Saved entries
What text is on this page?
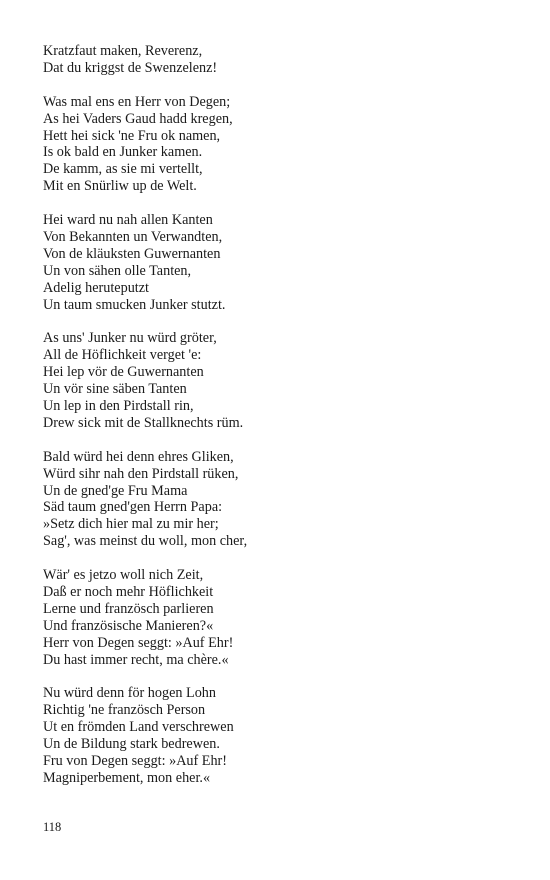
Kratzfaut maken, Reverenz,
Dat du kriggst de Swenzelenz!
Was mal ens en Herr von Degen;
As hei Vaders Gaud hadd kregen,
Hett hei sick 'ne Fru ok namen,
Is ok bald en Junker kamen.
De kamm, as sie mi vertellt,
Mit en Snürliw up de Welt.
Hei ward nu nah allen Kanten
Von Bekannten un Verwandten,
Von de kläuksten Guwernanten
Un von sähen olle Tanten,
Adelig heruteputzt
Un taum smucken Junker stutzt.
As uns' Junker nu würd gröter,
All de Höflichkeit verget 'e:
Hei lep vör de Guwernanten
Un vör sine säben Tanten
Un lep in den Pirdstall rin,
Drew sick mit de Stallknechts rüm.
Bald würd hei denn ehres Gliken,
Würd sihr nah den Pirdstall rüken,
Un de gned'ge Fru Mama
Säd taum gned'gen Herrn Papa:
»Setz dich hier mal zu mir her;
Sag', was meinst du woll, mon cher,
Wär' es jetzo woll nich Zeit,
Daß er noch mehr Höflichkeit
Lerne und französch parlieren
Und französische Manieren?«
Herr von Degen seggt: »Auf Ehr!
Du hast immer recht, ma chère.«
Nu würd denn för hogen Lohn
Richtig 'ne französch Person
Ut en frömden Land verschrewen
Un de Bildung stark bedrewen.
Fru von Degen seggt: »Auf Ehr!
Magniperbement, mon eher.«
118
==
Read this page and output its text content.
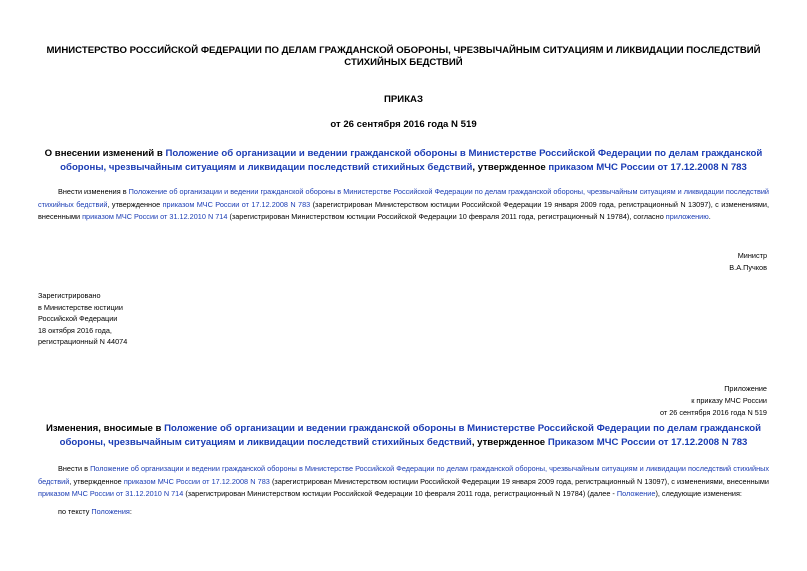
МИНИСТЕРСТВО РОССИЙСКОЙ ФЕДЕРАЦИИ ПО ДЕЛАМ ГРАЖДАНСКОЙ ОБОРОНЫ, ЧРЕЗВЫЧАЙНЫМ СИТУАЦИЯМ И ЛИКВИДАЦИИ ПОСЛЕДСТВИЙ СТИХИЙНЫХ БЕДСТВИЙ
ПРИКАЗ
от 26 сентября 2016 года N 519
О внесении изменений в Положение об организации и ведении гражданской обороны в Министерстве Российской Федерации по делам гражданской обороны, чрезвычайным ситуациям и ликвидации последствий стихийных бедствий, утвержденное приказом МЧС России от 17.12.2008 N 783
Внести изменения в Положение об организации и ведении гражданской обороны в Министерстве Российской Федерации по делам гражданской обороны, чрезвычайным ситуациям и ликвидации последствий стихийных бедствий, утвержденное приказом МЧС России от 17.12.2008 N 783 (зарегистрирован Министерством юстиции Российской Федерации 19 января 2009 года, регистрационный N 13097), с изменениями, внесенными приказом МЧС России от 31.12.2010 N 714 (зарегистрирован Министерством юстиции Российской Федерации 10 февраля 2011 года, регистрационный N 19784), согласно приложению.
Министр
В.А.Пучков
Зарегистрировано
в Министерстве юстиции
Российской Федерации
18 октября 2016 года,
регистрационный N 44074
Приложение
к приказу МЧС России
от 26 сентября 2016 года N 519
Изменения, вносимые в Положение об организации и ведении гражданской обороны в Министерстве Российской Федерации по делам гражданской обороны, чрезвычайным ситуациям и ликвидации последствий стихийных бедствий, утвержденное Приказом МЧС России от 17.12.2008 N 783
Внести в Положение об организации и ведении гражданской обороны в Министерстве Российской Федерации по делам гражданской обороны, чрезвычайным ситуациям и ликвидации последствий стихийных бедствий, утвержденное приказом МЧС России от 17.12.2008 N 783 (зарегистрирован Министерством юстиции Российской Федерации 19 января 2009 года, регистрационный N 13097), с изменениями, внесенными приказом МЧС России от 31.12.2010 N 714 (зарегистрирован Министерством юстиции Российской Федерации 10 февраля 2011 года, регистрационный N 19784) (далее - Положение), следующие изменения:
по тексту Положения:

Given request
In the listing above, find each line with the word "page" and copy it.

Final result
What text is on this page?
Read this page and output its text content.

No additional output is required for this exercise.